» **Data records**:
╭──

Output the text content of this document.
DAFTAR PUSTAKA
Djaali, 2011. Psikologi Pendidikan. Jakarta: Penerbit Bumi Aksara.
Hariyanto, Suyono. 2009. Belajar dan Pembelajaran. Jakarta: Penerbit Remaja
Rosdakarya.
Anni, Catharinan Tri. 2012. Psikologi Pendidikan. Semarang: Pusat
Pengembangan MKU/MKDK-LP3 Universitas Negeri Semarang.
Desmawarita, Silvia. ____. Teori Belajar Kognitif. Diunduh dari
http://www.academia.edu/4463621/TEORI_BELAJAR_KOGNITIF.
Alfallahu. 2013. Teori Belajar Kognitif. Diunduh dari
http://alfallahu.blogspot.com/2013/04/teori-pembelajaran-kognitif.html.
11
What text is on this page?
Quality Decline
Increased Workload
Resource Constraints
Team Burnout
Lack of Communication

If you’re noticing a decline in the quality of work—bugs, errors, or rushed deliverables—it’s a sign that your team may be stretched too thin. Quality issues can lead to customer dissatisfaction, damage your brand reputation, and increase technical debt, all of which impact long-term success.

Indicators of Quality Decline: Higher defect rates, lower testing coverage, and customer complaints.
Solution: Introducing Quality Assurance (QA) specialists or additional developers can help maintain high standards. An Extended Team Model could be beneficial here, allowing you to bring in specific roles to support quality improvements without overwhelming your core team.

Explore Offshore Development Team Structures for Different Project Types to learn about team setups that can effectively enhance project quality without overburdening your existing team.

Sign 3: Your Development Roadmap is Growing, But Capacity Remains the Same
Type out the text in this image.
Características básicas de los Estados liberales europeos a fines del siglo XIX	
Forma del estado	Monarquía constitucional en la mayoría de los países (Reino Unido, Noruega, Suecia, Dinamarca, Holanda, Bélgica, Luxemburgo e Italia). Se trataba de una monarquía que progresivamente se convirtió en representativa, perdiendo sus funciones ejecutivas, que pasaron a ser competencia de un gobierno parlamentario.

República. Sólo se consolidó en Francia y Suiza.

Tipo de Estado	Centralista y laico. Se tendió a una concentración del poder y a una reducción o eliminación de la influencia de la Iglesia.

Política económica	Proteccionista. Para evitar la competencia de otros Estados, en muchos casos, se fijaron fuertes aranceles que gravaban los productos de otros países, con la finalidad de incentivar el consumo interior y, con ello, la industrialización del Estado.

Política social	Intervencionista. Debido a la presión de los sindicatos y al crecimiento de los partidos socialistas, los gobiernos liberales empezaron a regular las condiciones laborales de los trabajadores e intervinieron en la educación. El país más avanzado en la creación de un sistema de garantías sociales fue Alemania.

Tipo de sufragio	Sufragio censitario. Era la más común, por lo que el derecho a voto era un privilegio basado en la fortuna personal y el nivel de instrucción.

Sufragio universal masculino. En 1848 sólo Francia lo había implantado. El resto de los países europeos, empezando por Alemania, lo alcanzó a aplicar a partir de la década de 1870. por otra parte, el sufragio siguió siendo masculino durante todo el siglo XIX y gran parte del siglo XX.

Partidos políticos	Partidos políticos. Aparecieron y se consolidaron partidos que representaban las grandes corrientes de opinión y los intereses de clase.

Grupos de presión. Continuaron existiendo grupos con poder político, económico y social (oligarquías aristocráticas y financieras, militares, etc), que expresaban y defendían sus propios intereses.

╰──

» **EXERCISE TASK**: Extract every line containing the string "Semarang" from the data above.

» **EXERCISE RESPONSE**:
Anni, Catharinan Tri. 2012. Psikologi Pendidikan. Semarang: Pusat
Pengembangan MKU/MKDK-LP3 Universitas Negeri Semarang.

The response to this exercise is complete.